Written request - Without the images, print all the entries below exactly as given.
— Start Exercise material —
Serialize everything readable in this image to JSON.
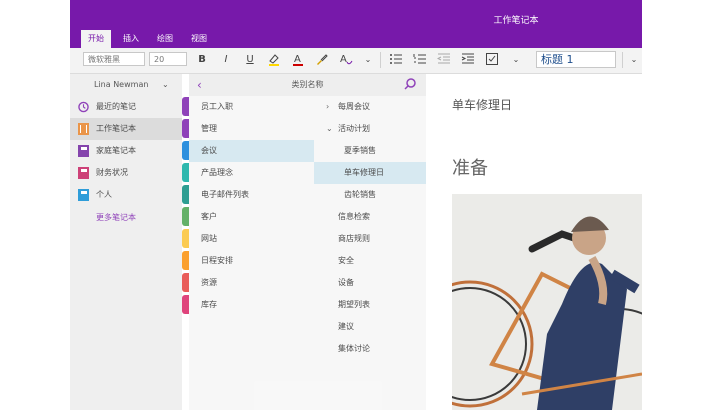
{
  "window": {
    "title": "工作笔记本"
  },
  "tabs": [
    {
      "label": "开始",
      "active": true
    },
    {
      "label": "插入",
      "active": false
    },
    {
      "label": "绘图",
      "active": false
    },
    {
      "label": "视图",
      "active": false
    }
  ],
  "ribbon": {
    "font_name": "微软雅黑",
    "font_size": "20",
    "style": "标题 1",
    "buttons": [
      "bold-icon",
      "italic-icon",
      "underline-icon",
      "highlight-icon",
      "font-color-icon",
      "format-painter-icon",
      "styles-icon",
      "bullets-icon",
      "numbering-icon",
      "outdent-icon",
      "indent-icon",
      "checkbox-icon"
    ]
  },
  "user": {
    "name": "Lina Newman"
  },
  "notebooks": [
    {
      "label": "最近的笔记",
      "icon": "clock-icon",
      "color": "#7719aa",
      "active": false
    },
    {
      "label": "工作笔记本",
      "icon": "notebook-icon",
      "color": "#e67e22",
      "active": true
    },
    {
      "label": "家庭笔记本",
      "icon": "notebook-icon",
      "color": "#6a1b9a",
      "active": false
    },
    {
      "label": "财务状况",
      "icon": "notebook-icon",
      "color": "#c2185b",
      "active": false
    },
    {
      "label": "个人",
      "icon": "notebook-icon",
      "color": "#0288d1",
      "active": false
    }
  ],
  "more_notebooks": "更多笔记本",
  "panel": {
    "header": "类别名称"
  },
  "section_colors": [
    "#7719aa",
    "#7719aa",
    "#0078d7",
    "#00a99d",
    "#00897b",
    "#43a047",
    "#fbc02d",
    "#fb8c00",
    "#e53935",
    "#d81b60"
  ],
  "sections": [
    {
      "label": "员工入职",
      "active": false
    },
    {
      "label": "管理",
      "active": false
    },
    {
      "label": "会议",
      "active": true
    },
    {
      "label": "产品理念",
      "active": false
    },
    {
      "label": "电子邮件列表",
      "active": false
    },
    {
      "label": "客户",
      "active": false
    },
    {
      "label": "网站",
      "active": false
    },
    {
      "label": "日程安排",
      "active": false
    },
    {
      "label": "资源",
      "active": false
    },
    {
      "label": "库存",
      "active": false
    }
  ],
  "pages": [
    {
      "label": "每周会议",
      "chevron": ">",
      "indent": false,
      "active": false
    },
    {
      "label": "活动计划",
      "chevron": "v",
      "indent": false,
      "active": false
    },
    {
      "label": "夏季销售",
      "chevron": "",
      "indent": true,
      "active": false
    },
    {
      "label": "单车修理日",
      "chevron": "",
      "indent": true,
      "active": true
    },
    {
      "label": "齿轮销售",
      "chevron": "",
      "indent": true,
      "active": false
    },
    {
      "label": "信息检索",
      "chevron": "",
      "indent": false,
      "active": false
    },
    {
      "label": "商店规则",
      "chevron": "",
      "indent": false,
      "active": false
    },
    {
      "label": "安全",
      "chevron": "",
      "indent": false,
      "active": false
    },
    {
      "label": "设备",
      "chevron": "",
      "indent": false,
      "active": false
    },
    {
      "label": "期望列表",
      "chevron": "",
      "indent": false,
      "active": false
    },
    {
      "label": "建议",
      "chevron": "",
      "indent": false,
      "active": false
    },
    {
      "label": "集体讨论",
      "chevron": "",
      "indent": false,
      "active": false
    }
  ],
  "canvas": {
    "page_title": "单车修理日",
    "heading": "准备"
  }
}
— End Exercise material —
The solution -
Serialize everything readable in this image to JSON.
{
  "window": {
    "title": "工作笔记本"
  },
  "tabs": [
    {
      "label": "开始",
      "active": true
    },
    {
      "label": "插入",
      "active": false
    },
    {
      "label": "绘图",
      "active": false
    },
    {
      "label": "视图",
      "active": false
    }
  ],
  "ribbon": {
    "font_name": "微软雅黑",
    "font_size": "20",
    "style": "标题 1",
    "buttons": [
      "bold-icon",
      "italic-icon",
      "underline-icon",
      "highlight-icon",
      "font-color-icon",
      "format-painter-icon",
      "styles-icon",
      "bullets-icon",
      "numbering-icon",
      "outdent-icon",
      "indent-icon",
      "checkbox-icon"
    ]
  },
  "user": {
    "name": "Lina Newman"
  },
  "notebooks": [
    {
      "label": "最近的笔记",
      "icon": "clock-icon",
      "color": "#7719aa",
      "active": false
    },
    {
      "label": "工作笔记本",
      "icon": "notebook-icon",
      "color": "#e67e22",
      "active": true
    },
    {
      "label": "家庭笔记本",
      "icon": "notebook-icon",
      "color": "#6a1b9a",
      "active": false
    },
    {
      "label": "财务状况",
      "icon": "notebook-icon",
      "color": "#c2185b",
      "active": false
    },
    {
      "label": "个人",
      "icon": "notebook-icon",
      "color": "#0288d1",
      "active": false
    }
  ],
  "more_notebooks": "更多笔记本",
  "panel": {
    "header": "类别名称"
  },
  "section_colors": [
    "#7719aa",
    "#7719aa",
    "#0078d7",
    "#00a99d",
    "#00897b",
    "#43a047",
    "#fbc02d",
    "#fb8c00",
    "#e53935",
    "#d81b60"
  ],
  "sections": [
    {
      "label": "员工入职",
      "active": false
    },
    {
      "label": "管理",
      "active": false
    },
    {
      "label": "会议",
      "active": true
    },
    {
      "label": "产品理念",
      "active": false
    },
    {
      "label": "电子邮件列表",
      "active": false
    },
    {
      "label": "客户",
      "active": false
    },
    {
      "label": "网站",
      "active": false
    },
    {
      "label": "日程安排",
      "active": false
    },
    {
      "label": "资源",
      "active": false
    },
    {
      "label": "库存",
      "active": false
    }
  ],
  "pages": [
    {
      "label": "每周会议",
      "chevron": ">",
      "indent": false,
      "active": false
    },
    {
      "label": "活动计划",
      "chevron": "v",
      "indent": false,
      "active": false
    },
    {
      "label": "夏季销售",
      "chevron": "",
      "indent": true,
      "active": false
    },
    {
      "label": "单车修理日",
      "chevron": "",
      "indent": true,
      "active": true
    },
    {
      "label": "齿轮销售",
      "chevron": "",
      "indent": true,
      "active": false
    },
    {
      "label": "信息检索",
      "chevron": "",
      "indent": false,
      "active": false
    },
    {
      "label": "商店规则",
      "chevron": "",
      "indent": false,
      "active": false
    },
    {
      "label": "安全",
      "chevron": "",
      "indent": false,
      "active": false
    },
    {
      "label": "设备",
      "chevron": "",
      "indent": false,
      "active": false
    },
    {
      "label": "期望列表",
      "chevron": "",
      "indent": false,
      "active": false
    },
    {
      "label": "建议",
      "chevron": "",
      "indent": false,
      "active": false
    },
    {
      "label": "集体讨论",
      "chevron": "",
      "indent": false,
      "active": false
    }
  ],
  "canvas": {
    "page_title": "单车修理日",
    "heading": "准备"
  }
}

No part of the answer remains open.